WHAT YOU HAVE TO DO:
Tally the lines of the records that contain the string "panel", and give only the number.

------ STORED RECORDS ------

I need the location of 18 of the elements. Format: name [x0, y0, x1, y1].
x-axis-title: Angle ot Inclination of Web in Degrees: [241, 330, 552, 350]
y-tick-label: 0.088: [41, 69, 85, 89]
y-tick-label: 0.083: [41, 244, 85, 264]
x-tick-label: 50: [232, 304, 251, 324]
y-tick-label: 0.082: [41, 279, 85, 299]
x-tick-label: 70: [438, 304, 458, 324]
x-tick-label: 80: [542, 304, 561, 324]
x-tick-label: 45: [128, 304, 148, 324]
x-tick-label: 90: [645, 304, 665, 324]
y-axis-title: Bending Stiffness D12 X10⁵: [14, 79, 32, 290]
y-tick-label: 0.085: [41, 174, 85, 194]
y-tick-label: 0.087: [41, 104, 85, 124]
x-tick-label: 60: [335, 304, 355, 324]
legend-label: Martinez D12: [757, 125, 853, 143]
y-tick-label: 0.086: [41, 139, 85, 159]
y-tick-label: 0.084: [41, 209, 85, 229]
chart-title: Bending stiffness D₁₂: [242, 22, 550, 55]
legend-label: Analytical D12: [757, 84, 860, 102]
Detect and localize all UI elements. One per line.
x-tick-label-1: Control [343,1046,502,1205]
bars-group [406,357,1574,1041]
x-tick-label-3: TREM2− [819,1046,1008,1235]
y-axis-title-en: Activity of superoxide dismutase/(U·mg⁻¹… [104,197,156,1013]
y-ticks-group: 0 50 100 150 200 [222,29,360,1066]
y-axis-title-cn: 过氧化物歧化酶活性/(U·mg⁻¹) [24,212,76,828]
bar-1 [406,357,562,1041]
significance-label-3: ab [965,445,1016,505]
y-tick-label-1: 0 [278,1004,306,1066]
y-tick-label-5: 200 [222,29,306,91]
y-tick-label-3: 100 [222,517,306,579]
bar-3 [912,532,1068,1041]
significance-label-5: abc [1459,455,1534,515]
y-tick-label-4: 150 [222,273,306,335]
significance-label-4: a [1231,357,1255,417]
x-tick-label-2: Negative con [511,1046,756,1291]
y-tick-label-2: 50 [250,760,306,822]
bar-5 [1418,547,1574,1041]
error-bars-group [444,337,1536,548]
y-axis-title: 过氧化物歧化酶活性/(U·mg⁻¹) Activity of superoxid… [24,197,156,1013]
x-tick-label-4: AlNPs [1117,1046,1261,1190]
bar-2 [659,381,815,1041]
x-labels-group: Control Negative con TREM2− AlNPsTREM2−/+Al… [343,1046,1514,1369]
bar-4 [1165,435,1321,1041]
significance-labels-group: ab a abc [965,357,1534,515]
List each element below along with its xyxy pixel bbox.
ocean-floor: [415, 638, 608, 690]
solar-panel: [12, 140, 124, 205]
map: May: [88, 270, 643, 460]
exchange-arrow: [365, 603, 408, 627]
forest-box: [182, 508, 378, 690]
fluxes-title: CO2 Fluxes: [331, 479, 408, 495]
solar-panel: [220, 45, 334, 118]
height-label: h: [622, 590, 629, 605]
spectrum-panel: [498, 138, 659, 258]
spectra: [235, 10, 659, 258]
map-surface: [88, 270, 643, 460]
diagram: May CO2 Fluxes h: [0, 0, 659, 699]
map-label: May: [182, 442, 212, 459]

------

WRITTEN REPLY:
3